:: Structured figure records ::
◇ ◇ ◇
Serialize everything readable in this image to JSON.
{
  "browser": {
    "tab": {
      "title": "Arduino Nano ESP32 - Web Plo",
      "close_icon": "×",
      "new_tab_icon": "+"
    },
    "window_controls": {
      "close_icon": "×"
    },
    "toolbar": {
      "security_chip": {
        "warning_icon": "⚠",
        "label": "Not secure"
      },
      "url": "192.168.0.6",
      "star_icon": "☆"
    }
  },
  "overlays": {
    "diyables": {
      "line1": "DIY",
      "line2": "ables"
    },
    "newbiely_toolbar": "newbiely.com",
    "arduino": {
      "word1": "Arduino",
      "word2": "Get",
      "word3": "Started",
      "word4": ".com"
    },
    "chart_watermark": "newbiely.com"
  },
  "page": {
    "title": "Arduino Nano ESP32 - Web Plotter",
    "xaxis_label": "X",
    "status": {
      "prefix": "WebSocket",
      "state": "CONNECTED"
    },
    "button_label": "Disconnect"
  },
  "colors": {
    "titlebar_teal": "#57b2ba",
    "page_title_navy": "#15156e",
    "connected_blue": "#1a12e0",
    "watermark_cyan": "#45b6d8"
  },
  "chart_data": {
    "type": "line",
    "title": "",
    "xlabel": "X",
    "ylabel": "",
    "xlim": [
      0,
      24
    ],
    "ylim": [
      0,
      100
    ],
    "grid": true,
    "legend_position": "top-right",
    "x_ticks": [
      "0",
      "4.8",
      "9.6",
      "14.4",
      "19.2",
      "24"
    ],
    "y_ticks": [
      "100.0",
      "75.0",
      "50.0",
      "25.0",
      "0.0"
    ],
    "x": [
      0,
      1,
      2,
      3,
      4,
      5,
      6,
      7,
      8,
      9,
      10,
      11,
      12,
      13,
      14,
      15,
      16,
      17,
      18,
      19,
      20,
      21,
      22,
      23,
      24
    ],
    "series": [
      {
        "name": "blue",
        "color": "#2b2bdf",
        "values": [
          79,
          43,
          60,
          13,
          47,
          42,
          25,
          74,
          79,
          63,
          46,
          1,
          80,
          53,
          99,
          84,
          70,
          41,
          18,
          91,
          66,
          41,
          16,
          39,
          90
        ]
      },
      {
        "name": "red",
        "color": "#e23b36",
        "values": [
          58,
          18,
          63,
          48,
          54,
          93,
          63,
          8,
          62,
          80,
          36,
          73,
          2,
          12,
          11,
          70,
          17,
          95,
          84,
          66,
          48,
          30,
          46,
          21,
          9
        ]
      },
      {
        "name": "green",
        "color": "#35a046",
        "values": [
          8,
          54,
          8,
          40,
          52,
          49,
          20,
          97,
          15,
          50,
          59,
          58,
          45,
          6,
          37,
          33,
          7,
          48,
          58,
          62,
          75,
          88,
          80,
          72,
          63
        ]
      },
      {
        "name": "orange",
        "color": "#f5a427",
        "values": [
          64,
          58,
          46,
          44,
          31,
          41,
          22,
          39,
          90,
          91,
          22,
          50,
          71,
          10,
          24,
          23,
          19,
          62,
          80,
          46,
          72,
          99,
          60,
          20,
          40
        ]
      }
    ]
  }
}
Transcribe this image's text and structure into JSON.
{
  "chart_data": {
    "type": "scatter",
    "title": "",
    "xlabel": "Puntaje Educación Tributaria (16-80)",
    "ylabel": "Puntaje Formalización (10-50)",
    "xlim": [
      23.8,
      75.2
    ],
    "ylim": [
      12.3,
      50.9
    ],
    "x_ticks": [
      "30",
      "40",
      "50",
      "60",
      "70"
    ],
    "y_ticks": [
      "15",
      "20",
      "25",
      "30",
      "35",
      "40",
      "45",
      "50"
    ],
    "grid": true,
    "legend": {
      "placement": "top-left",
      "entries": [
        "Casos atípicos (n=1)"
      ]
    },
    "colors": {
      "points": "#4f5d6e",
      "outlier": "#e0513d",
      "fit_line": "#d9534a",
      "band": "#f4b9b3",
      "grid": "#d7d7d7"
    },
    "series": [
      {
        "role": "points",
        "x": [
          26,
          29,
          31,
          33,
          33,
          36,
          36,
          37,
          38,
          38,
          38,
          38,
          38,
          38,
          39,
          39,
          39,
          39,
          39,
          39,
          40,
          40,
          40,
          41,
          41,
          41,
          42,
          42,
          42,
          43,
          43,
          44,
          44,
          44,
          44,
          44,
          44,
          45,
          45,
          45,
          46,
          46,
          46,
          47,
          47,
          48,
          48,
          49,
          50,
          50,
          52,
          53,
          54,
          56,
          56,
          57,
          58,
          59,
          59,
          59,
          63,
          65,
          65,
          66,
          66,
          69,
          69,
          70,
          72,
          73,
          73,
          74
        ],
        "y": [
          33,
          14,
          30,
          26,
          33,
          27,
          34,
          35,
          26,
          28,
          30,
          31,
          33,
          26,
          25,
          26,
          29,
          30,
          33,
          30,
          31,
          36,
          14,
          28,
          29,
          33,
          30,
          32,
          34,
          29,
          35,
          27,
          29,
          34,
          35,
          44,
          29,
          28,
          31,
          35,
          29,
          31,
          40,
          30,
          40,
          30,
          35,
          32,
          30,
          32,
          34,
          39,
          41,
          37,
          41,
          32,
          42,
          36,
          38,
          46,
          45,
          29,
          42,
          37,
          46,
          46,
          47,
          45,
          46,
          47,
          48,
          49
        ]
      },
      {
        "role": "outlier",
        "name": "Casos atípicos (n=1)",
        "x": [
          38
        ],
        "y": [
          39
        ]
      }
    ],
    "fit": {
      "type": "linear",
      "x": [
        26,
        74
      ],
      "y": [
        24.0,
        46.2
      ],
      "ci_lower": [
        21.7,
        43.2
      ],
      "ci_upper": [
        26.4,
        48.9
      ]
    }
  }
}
◇ ◇ ◇
:: What you have to do ::
Extract the full listing above without altering anything.

:: Response to this exercise ::
Serialize everything readable in this image to JSON.
{
  "browser": {
    "tab": {
      "title": "Arduino Nano ESP32 - Web Plo",
      "close_icon": "×",
      "new_tab_icon": "+"
    },
    "window_controls": {
      "close_icon": "×"
    },
    "toolbar": {
      "security_chip": {
        "warning_icon": "⚠",
        "label": "Not secure"
      },
      "url": "192.168.0.6",
      "star_icon": "☆"
    }
  },
  "overlays": {
    "diyables": {
      "line1": "DIY",
      "line2": "ables"
    },
    "newbiely_toolbar": "newbiely.com",
    "arduino": {
      "word1": "Arduino",
      "word2": "Get",
      "word3": "Started",
      "word4": ".com"
    },
    "chart_watermark": "newbiely.com"
  },
  "page": {
    "title": "Arduino Nano ESP32 - Web Plotter",
    "xaxis_label": "X",
    "status": {
      "prefix": "WebSocket",
      "state": "CONNECTED"
    },
    "button_label": "Disconnect"
  },
  "colors": {
    "titlebar_teal": "#57b2ba",
    "page_title_navy": "#15156e",
    "connected_blue": "#1a12e0",
    "watermark_cyan": "#45b6d8"
  },
  "chart_data": {
    "type": "line",
    "title": "",
    "xlabel": "X",
    "ylabel": "",
    "xlim": [
      0,
      24
    ],
    "ylim": [
      0,
      100
    ],
    "grid": true,
    "legend_position": "top-right",
    "x_ticks": [
      "0",
      "4.8",
      "9.6",
      "14.4",
      "19.2",
      "24"
    ],
    "y_ticks": [
      "100.0",
      "75.0",
      "50.0",
      "25.0",
      "0.0"
    ],
    "x": [
      0,
      1,
      2,
      3,
      4,
      5,
      6,
      7,
      8,
      9,
      10,
      11,
      12,
      13,
      14,
      15,
      16,
      17,
      18,
      19,
      20,
      21,
      22,
      23,
      24
    ],
    "series": [
      {
        "name": "blue",
        "color": "#2b2bdf",
        "values": [
          79,
          43,
          60,
          13,
          47,
          42,
          25,
          74,
          79,
          63,
          46,
          1,
          80,
          53,
          99,
          84,
          70,
          41,
          18,
          91,
          66,
          41,
          16,
          39,
          90
        ]
      },
      {
        "name": "red",
        "color": "#e23b36",
        "values": [
          58,
          18,
          63,
          48,
          54,
          93,
          63,
          8,
          62,
          80,
          36,
          73,
          2,
          12,
          11,
          70,
          17,
          95,
          84,
          66,
          48,
          30,
          46,
          21,
          9
        ]
      },
      {
        "name": "green",
        "color": "#35a046",
        "values": [
          8,
          54,
          8,
          40,
          52,
          49,
          20,
          97,
          15,
          50,
          59,
          58,
          45,
          6,
          37,
          33,
          7,
          48,
          58,
          62,
          75,
          88,
          80,
          72,
          63
        ]
      },
      {
        "name": "orange",
        "color": "#f5a427",
        "values": [
          64,
          58,
          46,
          44,
          31,
          41,
          22,
          39,
          90,
          91,
          22,
          50,
          71,
          10,
          24,
          23,
          19,
          62,
          80,
          46,
          72,
          99,
          60,
          20,
          40
        ]
      }
    ]
  }
}
Transcribe this image's text and structure into JSON.
{
  "chart_data": {
    "type": "scatter",
    "title": "",
    "xlabel": "Puntaje Educación Tributaria (16-80)",
    "ylabel": "Puntaje Formalización (10-50)",
    "xlim": [
      23.8,
      75.2
    ],
    "ylim": [
      12.3,
      50.9
    ],
    "x_ticks": [
      "30",
      "40",
      "50",
      "60",
      "70"
    ],
    "y_ticks": [
      "15",
      "20",
      "25",
      "30",
      "35",
      "40",
      "45",
      "50"
    ],
    "grid": true,
    "legend": {
      "placement": "top-left",
      "entries": [
        "Casos atípicos (n=1)"
      ]
    },
    "colors": {
      "points": "#4f5d6e",
      "outlier": "#e0513d",
      "fit_line": "#d9534a",
      "band": "#f4b9b3",
      "grid": "#d7d7d7"
    },
    "series": [
      {
        "role": "points",
        "x": [
          26,
          29,
          31,
          33,
          33,
          36,
          36,
          37,
          38,
          38,
          38,
          38,
          38,
          38,
          39,
          39,
          39,
          39,
          39,
          39,
          40,
          40,
          40,
          41,
          41,
          41,
          42,
          42,
          42,
          43,
          43,
          44,
          44,
          44,
          44,
          44,
          44,
          45,
          45,
          45,
          46,
          46,
          46,
          47,
          47,
          48,
          48,
          49,
          50,
          50,
          52,
          53,
          54,
          56,
          56,
          57,
          58,
          59,
          59,
          59,
          63,
          65,
          65,
          66,
          66,
          69,
          69,
          70,
          72,
          73,
          73,
          74
        ],
        "y": [
          33,
          14,
          30,
          26,
          33,
          27,
          34,
          35,
          26,
          28,
          30,
          31,
          33,
          26,
          25,
          26,
          29,
          30,
          33,
          30,
          31,
          36,
          14,
          28,
          29,
          33,
          30,
          32,
          34,
          29,
          35,
          27,
          29,
          34,
          35,
          44,
          29,
          28,
          31,
          35,
          29,
          31,
          40,
          30,
          40,
          30,
          35,
          32,
          30,
          32,
          34,
          39,
          41,
          37,
          41,
          32,
          42,
          36,
          38,
          46,
          45,
          29,
          42,
          37,
          46,
          46,
          47,
          45,
          46,
          47,
          48,
          49
        ]
      },
      {
        "role": "outlier",
        "name": "Casos atípicos (n=1)",
        "x": [
          38
        ],
        "y": [
          39
        ]
      }
    ],
    "fit": {
      "type": "linear",
      "x": [
        26,
        74
      ],
      "y": [
        24.0,
        46.2
      ],
      "ci_lower": [
        21.7,
        43.2
      ],
      "ci_upper": [
        26.4,
        48.9
      ]
    }
  }
}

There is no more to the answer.